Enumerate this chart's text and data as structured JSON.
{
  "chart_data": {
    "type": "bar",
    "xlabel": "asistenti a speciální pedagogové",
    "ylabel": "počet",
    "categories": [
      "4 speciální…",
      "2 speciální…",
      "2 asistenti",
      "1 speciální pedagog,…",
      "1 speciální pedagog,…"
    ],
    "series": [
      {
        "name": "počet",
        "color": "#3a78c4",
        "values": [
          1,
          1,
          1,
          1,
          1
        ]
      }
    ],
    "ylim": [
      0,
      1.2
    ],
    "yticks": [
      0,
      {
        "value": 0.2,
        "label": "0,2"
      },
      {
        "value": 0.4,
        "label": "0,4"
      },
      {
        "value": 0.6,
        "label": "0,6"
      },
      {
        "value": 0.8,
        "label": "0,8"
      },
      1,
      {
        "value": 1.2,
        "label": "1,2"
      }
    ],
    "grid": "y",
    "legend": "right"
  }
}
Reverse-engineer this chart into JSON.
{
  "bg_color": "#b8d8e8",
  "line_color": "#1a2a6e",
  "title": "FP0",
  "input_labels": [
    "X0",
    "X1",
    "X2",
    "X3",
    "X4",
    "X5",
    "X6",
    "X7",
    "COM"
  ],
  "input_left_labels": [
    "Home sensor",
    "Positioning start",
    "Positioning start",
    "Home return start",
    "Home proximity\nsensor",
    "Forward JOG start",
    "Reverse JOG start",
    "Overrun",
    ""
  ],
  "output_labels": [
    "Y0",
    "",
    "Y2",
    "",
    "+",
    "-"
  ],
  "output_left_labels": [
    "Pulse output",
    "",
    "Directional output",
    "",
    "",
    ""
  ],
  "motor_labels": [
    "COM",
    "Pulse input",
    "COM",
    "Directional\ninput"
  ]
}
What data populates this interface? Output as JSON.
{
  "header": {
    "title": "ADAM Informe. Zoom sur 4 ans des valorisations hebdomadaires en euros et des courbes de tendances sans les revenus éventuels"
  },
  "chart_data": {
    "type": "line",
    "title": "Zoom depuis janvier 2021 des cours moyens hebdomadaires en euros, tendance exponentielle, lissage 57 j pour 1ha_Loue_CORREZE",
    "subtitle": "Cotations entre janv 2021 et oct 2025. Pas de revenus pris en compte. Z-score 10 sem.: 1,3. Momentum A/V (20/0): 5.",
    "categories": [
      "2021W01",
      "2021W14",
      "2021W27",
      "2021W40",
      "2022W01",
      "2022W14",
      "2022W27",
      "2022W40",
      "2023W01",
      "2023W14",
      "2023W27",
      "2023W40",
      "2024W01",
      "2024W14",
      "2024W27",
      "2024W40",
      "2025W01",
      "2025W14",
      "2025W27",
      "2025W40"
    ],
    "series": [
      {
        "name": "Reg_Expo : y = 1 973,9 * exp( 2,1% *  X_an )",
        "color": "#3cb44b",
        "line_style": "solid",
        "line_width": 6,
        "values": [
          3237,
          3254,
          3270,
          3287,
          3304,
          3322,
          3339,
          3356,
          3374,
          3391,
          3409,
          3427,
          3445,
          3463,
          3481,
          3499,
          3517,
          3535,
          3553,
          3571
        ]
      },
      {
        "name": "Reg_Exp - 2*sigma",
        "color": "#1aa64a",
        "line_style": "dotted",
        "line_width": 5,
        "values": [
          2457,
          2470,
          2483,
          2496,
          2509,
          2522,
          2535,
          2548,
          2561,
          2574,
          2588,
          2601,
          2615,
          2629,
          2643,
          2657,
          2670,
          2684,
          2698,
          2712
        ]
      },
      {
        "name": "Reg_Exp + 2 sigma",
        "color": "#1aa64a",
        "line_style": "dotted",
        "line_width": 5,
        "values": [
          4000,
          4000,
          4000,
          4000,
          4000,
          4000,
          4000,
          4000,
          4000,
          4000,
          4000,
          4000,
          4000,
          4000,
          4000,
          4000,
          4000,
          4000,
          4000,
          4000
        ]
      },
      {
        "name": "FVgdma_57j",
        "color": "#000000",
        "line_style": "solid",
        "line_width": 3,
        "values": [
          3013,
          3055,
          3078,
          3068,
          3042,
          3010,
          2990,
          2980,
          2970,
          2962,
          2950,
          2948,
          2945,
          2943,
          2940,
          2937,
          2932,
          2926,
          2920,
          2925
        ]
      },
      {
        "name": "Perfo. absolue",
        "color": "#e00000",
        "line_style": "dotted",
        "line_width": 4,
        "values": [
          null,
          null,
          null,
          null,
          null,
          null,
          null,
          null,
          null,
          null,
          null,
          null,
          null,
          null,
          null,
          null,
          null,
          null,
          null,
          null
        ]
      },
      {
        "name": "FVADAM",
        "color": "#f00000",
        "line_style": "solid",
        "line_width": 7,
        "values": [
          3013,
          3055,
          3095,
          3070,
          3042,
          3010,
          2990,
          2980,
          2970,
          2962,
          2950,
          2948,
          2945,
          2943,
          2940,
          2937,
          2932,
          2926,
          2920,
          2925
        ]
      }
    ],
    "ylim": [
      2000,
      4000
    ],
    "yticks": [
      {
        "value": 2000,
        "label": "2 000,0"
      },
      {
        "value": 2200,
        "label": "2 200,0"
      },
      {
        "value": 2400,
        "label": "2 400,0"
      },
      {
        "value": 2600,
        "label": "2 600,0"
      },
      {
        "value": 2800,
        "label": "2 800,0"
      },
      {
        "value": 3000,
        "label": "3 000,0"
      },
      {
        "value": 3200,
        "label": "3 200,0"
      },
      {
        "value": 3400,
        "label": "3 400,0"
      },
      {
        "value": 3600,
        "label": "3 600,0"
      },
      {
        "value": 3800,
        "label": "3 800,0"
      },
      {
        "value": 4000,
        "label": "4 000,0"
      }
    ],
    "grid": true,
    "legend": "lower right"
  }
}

==*==

Set problem -> Reply with nothing but the number of lines that contain the word "euros".

Right answer -> 2